• **STATED TASK**: Reproduce each line exactly. Skip none.
-- DATA TO PROCESS start --
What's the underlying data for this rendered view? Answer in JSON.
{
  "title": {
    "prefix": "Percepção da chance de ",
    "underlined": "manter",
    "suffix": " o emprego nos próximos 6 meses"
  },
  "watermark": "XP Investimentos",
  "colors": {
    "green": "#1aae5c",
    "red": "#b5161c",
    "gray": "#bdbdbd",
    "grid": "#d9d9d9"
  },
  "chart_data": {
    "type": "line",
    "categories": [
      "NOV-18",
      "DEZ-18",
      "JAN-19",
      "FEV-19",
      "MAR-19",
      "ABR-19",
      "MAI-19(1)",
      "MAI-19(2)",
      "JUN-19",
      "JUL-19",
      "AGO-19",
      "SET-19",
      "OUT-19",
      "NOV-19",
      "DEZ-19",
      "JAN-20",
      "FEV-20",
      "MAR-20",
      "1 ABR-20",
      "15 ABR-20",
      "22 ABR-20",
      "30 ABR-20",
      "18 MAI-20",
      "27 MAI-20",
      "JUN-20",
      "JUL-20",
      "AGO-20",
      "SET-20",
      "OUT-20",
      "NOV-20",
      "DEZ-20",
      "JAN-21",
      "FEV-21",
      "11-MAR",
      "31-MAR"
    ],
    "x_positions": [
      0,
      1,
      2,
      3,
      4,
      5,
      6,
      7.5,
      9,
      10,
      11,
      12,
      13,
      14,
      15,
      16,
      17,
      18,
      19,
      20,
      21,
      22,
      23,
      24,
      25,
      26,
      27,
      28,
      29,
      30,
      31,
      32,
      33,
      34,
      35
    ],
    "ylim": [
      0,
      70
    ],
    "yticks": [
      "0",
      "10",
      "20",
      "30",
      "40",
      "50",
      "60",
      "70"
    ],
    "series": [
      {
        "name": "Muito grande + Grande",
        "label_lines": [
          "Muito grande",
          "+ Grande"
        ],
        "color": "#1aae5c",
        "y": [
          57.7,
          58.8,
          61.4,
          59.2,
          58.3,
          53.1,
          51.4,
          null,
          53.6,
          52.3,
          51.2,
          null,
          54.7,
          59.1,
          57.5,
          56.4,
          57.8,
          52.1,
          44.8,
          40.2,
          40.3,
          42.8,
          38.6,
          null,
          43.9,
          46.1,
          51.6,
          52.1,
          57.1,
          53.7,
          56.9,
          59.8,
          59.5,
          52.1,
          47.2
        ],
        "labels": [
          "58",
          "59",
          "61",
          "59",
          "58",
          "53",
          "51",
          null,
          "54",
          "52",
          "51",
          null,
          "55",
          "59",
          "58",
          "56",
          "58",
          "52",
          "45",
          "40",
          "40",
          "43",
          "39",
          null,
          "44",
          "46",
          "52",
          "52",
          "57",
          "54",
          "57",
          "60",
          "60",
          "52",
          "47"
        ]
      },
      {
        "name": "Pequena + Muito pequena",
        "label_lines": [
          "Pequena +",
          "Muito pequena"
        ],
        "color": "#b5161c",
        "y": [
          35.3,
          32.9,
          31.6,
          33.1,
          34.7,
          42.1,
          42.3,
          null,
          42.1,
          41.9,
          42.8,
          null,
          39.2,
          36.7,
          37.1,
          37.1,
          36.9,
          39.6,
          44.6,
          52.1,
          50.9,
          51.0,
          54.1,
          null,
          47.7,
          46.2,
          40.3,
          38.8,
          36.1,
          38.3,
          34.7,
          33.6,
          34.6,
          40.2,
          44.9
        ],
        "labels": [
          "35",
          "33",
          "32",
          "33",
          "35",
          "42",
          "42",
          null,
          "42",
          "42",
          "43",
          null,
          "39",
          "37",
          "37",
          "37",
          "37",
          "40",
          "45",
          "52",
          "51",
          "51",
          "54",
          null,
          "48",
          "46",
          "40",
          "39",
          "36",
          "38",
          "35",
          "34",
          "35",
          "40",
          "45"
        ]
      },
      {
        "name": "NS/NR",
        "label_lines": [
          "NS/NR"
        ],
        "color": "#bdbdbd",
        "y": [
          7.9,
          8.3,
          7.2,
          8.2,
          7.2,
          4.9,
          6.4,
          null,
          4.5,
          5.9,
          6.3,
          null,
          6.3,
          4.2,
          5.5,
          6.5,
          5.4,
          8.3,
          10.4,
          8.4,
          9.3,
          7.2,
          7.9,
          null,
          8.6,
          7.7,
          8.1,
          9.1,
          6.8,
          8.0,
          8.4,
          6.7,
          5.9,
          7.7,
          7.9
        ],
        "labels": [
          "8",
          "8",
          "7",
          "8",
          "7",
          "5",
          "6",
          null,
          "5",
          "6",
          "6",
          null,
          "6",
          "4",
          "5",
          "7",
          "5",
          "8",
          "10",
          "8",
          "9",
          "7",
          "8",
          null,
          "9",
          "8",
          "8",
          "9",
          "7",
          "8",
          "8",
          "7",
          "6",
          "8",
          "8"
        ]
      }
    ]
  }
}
-- DATA TO PROCESS end --
• **OUTPUT FOR THIS EXERCISE**:
What's the underlying data for this rendered view? Answer in JSON.
{
  "title": {
    "prefix": "Percepção da chance de ",
    "underlined": "manter",
    "suffix": " o emprego nos próximos 6 meses"
  },
  "watermark": "XP Investimentos",
  "colors": {
    "green": "#1aae5c",
    "red": "#b5161c",
    "gray": "#bdbdbd",
    "grid": "#d9d9d9"
  },
  "chart_data": {
    "type": "line",
    "categories": [
      "NOV-18",
      "DEZ-18",
      "JAN-19",
      "FEV-19",
      "MAR-19",
      "ABR-19",
      "MAI-19(1)",
      "MAI-19(2)",
      "JUN-19",
      "JUL-19",
      "AGO-19",
      "SET-19",
      "OUT-19",
      "NOV-19",
      "DEZ-19",
      "JAN-20",
      "FEV-20",
      "MAR-20",
      "1 ABR-20",
      "15 ABR-20",
      "22 ABR-20",
      "30 ABR-20",
      "18 MAI-20",
      "27 MAI-20",
      "JUN-20",
      "JUL-20",
      "AGO-20",
      "SET-20",
      "OUT-20",
      "NOV-20",
      "DEZ-20",
      "JAN-21",
      "FEV-21",
      "11-MAR",
      "31-MAR"
    ],
    "x_positions": [
      0,
      1,
      2,
      3,
      4,
      5,
      6,
      7.5,
      9,
      10,
      11,
      12,
      13,
      14,
      15,
      16,
      17,
      18,
      19,
      20,
      21,
      22,
      23,
      24,
      25,
      26,
      27,
      28,
      29,
      30,
      31,
      32,
      33,
      34,
      35
    ],
    "ylim": [
      0,
      70
    ],
    "yticks": [
      "0",
      "10",
      "20",
      "30",
      "40",
      "50",
      "60",
      "70"
    ],
    "series": [
      {
        "name": "Muito grande + Grande",
        "label_lines": [
          "Muito grande",
          "+ Grande"
        ],
        "color": "#1aae5c",
        "y": [
          57.7,
          58.8,
          61.4,
          59.2,
          58.3,
          53.1,
          51.4,
          null,
          53.6,
          52.3,
          51.2,
          null,
          54.7,
          59.1,
          57.5,
          56.4,
          57.8,
          52.1,
          44.8,
          40.2,
          40.3,
          42.8,
          38.6,
          null,
          43.9,
          46.1,
          51.6,
          52.1,
          57.1,
          53.7,
          56.9,
          59.8,
          59.5,
          52.1,
          47.2
        ],
        "labels": [
          "58",
          "59",
          "61",
          "59",
          "58",
          "53",
          "51",
          null,
          "54",
          "52",
          "51",
          null,
          "55",
          "59",
          "58",
          "56",
          "58",
          "52",
          "45",
          "40",
          "40",
          "43",
          "39",
          null,
          "44",
          "46",
          "52",
          "52",
          "57",
          "54",
          "57",
          "60",
          "60",
          "52",
          "47"
        ]
      },
      {
        "name": "Pequena + Muito pequena",
        "label_lines": [
          "Pequena +",
          "Muito pequena"
        ],
        "color": "#b5161c",
        "y": [
          35.3,
          32.9,
          31.6,
          33.1,
          34.7,
          42.1,
          42.3,
          null,
          42.1,
          41.9,
          42.8,
          null,
          39.2,
          36.7,
          37.1,
          37.1,
          36.9,
          39.6,
          44.6,
          52.1,
          50.9,
          51.0,
          54.1,
          null,
          47.7,
          46.2,
          40.3,
          38.8,
          36.1,
          38.3,
          34.7,
          33.6,
          34.6,
          40.2,
          44.9
        ],
        "labels": [
          "35",
          "33",
          "32",
          "33",
          "35",
          "42",
          "42",
          null,
          "42",
          "42",
          "43",
          null,
          "39",
          "37",
          "37",
          "37",
          "37",
          "40",
          "45",
          "52",
          "51",
          "51",
          "54",
          null,
          "48",
          "46",
          "40",
          "39",
          "36",
          "38",
          "35",
          "34",
          "35",
          "40",
          "45"
        ]
      },
      {
        "name": "NS/NR",
        "label_lines": [
          "NS/NR"
        ],
        "color": "#bdbdbd",
        "y": [
          7.9,
          8.3,
          7.2,
          8.2,
          7.2,
          4.9,
          6.4,
          null,
          4.5,
          5.9,
          6.3,
          null,
          6.3,
          4.2,
          5.5,
          6.5,
          5.4,
          8.3,
          10.4,
          8.4,
          9.3,
          7.2,
          7.9,
          null,
          8.6,
          7.7,
          8.1,
          9.1,
          6.8,
          8.0,
          8.4,
          6.7,
          5.9,
          7.7,
          7.9
        ],
        "labels": [
          "8",
          "8",
          "7",
          "8",
          "7",
          "5",
          "6",
          null,
          "5",
          "6",
          "6",
          null,
          "6",
          "4",
          "5",
          "7",
          "5",
          "8",
          "10",
          "8",
          "9",
          "7",
          "8",
          null,
          "9",
          "8",
          "8",
          "9",
          "7",
          "8",
          "8",
          "7",
          "6",
          "8",
          "8"
        ]
      }
    ]
  }
}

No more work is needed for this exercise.